WHAT IS ASKED ▸
Look for "temporaire" in each line of the entries, and return the matching lines.

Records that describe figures
....
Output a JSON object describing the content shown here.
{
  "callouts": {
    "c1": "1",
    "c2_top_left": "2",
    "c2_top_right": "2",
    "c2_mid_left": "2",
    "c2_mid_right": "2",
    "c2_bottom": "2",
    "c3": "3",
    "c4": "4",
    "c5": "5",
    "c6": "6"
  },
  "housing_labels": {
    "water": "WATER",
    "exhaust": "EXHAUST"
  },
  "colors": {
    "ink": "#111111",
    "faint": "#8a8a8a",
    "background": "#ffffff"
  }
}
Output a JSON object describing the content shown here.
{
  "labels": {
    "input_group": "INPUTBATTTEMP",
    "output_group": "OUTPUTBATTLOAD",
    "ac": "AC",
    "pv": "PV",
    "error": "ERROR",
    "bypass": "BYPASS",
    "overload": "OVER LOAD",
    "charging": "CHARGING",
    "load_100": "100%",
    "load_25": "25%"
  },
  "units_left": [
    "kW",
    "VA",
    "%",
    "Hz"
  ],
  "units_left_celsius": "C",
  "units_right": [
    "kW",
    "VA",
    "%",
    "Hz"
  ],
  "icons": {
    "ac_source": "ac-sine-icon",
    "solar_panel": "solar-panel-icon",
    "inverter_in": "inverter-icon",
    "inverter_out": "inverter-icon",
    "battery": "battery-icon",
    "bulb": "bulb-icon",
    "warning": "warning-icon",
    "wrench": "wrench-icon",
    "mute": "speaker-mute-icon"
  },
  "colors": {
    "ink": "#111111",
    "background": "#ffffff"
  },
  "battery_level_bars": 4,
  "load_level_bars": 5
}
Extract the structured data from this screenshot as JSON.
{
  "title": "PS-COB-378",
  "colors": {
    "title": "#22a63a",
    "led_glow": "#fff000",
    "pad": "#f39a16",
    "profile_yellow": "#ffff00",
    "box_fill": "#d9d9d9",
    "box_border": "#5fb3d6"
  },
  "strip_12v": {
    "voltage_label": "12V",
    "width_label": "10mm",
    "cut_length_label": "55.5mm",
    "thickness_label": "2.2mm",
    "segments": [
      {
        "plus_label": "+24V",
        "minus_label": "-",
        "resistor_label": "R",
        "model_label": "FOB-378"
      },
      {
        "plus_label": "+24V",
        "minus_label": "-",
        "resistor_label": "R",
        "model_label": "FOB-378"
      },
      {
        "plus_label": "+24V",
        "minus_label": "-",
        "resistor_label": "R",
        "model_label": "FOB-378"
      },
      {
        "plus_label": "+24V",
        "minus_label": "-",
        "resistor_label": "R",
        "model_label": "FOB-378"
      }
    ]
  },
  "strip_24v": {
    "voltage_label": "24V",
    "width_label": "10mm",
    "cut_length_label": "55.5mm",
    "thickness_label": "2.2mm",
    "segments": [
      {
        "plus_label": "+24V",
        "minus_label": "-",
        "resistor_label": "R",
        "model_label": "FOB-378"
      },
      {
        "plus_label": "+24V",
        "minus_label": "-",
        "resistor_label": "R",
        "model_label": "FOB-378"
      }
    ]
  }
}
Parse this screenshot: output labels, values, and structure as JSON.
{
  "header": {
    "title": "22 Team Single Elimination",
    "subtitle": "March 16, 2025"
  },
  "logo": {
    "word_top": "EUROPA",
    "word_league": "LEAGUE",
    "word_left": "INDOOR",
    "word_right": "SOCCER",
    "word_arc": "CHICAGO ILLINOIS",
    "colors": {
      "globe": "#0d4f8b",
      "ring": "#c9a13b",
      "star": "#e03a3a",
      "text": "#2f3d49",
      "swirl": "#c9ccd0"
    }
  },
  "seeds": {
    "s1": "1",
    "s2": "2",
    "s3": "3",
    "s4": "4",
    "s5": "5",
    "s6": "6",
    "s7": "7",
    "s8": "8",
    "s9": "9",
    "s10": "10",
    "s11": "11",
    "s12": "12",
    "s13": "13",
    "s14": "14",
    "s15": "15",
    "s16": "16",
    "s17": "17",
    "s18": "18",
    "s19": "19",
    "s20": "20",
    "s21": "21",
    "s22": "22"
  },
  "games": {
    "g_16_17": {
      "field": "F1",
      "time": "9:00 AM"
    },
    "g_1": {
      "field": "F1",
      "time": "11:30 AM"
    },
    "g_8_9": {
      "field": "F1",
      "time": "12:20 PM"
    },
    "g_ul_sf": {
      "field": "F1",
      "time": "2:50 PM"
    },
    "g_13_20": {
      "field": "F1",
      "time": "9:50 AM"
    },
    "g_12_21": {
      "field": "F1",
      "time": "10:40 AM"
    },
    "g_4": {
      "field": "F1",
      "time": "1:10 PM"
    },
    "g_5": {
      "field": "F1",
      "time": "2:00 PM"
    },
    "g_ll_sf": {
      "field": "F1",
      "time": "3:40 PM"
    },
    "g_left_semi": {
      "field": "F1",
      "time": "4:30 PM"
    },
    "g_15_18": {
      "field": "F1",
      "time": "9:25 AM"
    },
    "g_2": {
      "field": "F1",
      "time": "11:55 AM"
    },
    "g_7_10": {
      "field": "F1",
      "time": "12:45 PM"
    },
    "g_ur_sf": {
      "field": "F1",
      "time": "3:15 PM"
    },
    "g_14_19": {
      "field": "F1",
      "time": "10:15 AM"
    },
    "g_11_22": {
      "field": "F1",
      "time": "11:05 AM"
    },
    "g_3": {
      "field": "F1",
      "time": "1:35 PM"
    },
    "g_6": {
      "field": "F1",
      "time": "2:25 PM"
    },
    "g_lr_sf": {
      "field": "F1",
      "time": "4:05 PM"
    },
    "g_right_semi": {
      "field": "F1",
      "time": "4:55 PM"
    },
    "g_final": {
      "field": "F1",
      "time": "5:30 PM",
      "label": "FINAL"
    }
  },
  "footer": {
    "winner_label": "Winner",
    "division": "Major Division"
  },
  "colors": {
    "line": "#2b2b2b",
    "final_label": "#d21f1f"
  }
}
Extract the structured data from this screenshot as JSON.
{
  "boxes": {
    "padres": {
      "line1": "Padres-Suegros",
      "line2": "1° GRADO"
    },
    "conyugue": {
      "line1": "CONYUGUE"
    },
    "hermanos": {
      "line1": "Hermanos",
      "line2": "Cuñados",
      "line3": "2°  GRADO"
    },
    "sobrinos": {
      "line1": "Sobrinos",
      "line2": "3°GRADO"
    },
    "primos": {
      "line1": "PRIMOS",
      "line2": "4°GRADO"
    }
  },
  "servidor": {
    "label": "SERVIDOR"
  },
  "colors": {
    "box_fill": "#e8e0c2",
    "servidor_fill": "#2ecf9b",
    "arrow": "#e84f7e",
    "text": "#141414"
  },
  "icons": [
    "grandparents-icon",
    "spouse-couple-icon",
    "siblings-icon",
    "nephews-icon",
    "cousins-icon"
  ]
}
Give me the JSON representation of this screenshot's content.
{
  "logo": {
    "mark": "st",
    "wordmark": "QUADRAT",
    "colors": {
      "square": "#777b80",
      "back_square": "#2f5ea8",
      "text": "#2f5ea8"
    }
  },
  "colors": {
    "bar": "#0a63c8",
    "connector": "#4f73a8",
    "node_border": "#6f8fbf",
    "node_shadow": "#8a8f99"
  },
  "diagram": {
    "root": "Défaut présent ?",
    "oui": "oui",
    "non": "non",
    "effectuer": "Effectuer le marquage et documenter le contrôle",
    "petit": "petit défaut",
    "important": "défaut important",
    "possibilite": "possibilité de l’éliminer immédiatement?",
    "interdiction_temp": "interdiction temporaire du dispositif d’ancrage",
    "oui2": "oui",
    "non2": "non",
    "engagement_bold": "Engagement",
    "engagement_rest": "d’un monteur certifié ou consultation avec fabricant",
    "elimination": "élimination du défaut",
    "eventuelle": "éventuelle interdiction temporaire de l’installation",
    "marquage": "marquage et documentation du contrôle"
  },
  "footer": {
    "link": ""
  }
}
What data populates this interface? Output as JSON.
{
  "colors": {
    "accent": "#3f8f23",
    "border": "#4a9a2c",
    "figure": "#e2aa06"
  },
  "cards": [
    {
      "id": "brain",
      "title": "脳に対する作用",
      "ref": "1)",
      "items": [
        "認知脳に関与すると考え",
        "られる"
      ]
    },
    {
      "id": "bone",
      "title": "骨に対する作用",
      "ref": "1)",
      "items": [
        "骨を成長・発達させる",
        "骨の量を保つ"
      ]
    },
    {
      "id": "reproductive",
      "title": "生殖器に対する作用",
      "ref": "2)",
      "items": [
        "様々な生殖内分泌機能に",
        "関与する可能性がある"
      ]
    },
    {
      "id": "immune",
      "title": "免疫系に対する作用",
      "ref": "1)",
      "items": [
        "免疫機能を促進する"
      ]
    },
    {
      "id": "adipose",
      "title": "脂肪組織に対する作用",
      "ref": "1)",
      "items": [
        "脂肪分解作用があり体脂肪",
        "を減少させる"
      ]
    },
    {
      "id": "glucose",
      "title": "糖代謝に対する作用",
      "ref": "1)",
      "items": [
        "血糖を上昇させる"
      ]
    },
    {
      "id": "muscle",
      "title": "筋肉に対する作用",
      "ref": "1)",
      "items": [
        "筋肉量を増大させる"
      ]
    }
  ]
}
....
OUTPUT FOR THIS TASK ▸
    "interdiction_temp": "interdiction temporaire du dispositif d’ancrage",
    "eventuelle": "éventuelle interdiction temporaire de l’installation",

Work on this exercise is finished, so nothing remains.